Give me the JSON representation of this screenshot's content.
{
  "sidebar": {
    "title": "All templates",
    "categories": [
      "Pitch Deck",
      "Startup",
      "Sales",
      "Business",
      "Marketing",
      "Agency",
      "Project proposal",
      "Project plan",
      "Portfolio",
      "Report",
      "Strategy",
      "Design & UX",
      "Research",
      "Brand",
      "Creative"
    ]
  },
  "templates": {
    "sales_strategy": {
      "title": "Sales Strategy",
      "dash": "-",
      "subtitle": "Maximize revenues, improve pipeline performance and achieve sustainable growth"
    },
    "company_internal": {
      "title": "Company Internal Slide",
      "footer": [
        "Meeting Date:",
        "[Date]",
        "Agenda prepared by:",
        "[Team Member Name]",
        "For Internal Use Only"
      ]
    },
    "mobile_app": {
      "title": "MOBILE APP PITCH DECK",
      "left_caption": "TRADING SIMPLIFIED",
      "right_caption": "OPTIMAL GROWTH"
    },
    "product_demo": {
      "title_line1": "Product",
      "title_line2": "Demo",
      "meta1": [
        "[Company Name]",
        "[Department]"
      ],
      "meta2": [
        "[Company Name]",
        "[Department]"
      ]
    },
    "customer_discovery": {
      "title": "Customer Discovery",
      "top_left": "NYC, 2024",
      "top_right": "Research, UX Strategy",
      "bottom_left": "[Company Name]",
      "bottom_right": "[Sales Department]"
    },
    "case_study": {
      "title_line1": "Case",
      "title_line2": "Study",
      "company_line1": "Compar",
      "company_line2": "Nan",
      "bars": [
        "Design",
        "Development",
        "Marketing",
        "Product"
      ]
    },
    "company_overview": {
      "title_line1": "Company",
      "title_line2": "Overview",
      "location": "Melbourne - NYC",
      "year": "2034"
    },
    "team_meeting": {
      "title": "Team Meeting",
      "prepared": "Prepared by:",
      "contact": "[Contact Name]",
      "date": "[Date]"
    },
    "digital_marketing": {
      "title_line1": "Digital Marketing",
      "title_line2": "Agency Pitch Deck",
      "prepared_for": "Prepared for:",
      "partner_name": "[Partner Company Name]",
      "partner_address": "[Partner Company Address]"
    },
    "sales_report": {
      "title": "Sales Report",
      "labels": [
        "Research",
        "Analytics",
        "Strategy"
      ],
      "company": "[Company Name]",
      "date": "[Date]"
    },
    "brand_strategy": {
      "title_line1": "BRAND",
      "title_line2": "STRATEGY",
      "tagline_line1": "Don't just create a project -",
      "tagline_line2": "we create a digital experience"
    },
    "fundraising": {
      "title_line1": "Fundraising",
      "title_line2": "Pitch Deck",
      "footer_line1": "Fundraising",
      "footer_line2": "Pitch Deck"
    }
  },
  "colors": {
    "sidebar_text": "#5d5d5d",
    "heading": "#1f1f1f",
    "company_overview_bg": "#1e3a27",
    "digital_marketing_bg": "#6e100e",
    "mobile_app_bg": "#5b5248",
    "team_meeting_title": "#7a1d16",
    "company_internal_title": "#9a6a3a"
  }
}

- JOB:
Each line that contains the string "Agency" counts once; say how many there are and nothing else.

- COMPLETED TASK:
2